# [Instructions for the task]
For each of the records below, turn its lines into a JSON list of strings with one string per line, leaving out any blank lines.

# [Material supplied]
---------------

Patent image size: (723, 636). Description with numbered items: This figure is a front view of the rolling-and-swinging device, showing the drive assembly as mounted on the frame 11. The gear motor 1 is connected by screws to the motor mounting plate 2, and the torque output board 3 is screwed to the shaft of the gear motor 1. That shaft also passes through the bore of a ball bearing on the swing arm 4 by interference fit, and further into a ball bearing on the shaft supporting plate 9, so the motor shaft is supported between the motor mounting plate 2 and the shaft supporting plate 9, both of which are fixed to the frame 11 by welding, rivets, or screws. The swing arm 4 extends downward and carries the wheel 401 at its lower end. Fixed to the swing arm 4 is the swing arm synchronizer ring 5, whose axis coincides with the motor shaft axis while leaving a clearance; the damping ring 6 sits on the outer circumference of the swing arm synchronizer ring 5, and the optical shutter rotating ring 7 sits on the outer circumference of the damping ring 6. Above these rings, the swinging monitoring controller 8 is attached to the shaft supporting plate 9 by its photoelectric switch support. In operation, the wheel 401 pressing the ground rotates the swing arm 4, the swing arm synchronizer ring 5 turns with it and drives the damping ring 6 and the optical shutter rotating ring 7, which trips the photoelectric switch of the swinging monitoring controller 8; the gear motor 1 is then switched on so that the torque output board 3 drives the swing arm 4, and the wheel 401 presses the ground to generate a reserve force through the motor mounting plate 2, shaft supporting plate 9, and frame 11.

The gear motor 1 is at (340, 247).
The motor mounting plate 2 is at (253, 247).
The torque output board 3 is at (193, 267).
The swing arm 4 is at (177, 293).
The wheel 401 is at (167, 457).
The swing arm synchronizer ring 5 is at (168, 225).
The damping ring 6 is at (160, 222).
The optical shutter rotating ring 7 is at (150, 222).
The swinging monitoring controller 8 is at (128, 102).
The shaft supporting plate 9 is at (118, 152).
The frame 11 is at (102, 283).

---------------

# [Completed exercise]
[
  "Patent image size: (723, 636). Description with numbered items: This figure is a front view of the rolling-and-swinging device, showing the drive assembly as mounted on the frame 11. The gear motor 1 is connected by screws to the motor mounting plate 2, and the torque output board 3 is screwed to the shaft of the gear motor 1. That shaft also passes through the bore of a ball bearing on the swing arm 4 by interference fit, and further into a ball bearing on the shaft supporting plate 9, so the motor shaft is supported between the motor mounting plate 2 and the shaft supporting plate 9, both of which are fixed to the frame 11 by welding, rivets, or screws. The swing arm 4 extends downward and carries the wheel 401 at its lower end. Fixed to the swing arm 4 is the swing arm synchronizer ring 5, whose axis coincides with the motor shaft axis while leaving a clearance; the damping ring 6 sits on the outer circumference of the swing arm synchronizer ring 5, and the optical shutter rotating ring 7 sits on the outer circumference of the damping ring 6. Above these rings, the swinging monitoring controller 8 is attached to the shaft supporting plate 9 by its photoelectric switch support. In operation, the wheel 401 pressing the ground rotates the swing arm 4, the swing arm synchronizer ring 5 turns with it and drives the damping ring 6 and the optical shutter rotating ring 7, which trips the photoelectric switch of the swinging monitoring controller 8; the gear motor 1 is then switched on so that the torque output board 3 drives the swing arm 4, and the wheel 401 presses the ground to generate a reserve force through the motor mounting plate 2, shaft supporting plate 9, and frame 11.",
  "The gear motor 1 is at (340, 247).",
  "The motor mounting plate 2 is at (253, 247).",
  "The torque output board 3 is at (193, 267).",
  "The swing arm 4 is at (177, 293).",
  "The wheel 401 is at (167, 457).",
  "The swing arm synchronizer ring 5 is at (168, 225).",
  "The damping ring 6 is at (160, 222).",
  "The optical shutter rotating ring 7 is at (150, 222).",
  "The swinging monitoring controller 8 is at (128, 102).",
  "The shaft supporting plate 9 is at (118, 152).",
  "The frame 11 is at (102, 283)."
]